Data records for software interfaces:
------------------------------

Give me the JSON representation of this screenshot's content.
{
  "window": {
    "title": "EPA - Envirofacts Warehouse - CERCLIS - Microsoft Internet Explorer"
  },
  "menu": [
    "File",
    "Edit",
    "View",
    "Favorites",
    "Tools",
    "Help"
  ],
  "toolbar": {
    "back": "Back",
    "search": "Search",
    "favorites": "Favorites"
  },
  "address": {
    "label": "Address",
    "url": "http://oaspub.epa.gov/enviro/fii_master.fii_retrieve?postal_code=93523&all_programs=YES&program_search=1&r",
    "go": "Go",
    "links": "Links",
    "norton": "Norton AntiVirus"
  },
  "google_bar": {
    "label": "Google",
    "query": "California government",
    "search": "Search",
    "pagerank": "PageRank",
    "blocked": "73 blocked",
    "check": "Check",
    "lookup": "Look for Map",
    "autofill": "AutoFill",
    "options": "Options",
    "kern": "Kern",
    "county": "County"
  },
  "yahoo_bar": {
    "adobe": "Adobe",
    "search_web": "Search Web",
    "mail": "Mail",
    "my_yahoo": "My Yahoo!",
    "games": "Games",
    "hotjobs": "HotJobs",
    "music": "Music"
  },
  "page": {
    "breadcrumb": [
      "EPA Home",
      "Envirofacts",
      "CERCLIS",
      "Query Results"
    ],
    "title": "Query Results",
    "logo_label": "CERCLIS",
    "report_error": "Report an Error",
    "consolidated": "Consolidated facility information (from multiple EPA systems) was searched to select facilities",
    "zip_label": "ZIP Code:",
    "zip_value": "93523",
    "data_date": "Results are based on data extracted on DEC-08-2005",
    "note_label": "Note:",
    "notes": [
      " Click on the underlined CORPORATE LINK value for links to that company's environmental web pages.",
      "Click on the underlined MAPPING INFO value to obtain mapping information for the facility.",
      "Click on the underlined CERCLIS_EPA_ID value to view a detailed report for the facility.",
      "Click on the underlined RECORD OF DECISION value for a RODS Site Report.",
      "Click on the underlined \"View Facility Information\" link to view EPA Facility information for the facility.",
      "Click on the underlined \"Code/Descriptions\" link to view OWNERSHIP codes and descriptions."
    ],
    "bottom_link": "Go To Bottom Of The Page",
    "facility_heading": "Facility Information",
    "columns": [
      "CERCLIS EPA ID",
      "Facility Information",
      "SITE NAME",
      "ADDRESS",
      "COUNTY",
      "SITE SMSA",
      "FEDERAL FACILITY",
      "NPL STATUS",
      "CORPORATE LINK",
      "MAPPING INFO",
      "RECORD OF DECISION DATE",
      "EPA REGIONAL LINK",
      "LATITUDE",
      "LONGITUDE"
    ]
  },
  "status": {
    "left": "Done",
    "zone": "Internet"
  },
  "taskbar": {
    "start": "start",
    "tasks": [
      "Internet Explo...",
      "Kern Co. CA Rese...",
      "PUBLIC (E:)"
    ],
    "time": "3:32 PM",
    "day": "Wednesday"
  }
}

------------------------------

● **Task to carry out**:
All the entries are to be set down exactly as they appear.

● **Answer space**:
Give me the JSON representation of this screenshot's content.
{
  "window": {
    "title": "EPA - Envirofacts Warehouse - CERCLIS - Microsoft Internet Explorer"
  },
  "menu": [
    "File",
    "Edit",
    "View",
    "Favorites",
    "Tools",
    "Help"
  ],
  "toolbar": {
    "back": "Back",
    "search": "Search",
    "favorites": "Favorites"
  },
  "address": {
    "label": "Address",
    "url": "http://oaspub.epa.gov/enviro/fii_master.fii_retrieve?postal_code=93523&all_programs=YES&program_search=1&r",
    "go": "Go",
    "links": "Links",
    "norton": "Norton AntiVirus"
  },
  "google_bar": {
    "label": "Google",
    "query": "California government",
    "search": "Search",
    "pagerank": "PageRank",
    "blocked": "73 blocked",
    "check": "Check",
    "lookup": "Look for Map",
    "autofill": "AutoFill",
    "options": "Options",
    "kern": "Kern",
    "county": "County"
  },
  "yahoo_bar": {
    "adobe": "Adobe",
    "search_web": "Search Web",
    "mail": "Mail",
    "my_yahoo": "My Yahoo!",
    "games": "Games",
    "hotjobs": "HotJobs",
    "music": "Music"
  },
  "page": {
    "breadcrumb": [
      "EPA Home",
      "Envirofacts",
      "CERCLIS",
      "Query Results"
    ],
    "title": "Query Results",
    "logo_label": "CERCLIS",
    "report_error": "Report an Error",
    "consolidated": "Consolidated facility information (from multiple EPA systems) was searched to select facilities",
    "zip_label": "ZIP Code:",
    "zip_value": "93523",
    "data_date": "Results are based on data extracted on DEC-08-2005",
    "note_label": "Note:",
    "notes": [
      " Click on the underlined CORPORATE LINK value for links to that company's environmental web pages.",
      "Click on the underlined MAPPING INFO value to obtain mapping information for the facility.",
      "Click on the underlined CERCLIS_EPA_ID value to view a detailed report for the facility.",
      "Click on the underlined RECORD OF DECISION value for a RODS Site Report.",
      "Click on the underlined \"View Facility Information\" link to view EPA Facility information for the facility.",
      "Click on the underlined \"Code/Descriptions\" link to view OWNERSHIP codes and descriptions."
    ],
    "bottom_link": "Go To Bottom Of The Page",
    "facility_heading": "Facility Information",
    "columns": [
      "CERCLIS EPA ID",
      "Facility Information",
      "SITE NAME",
      "ADDRESS",
      "COUNTY",
      "SITE SMSA",
      "FEDERAL FACILITY",
      "NPL STATUS",
      "CORPORATE LINK",
      "MAPPING INFO",
      "RECORD OF DECISION DATE",
      "EPA REGIONAL LINK",
      "LATITUDE",
      "LONGITUDE"
    ]
  },
  "status": {
    "left": "Done",
    "zone": "Internet"
  },
  "taskbar": {
    "start": "start",
    "tasks": [
      "Internet Explo...",
      "Kern Co. CA Rese...",
      "PUBLIC (E:)"
    ],
    "time": "3:32 PM",
    "day": "Wednesday"
  }
}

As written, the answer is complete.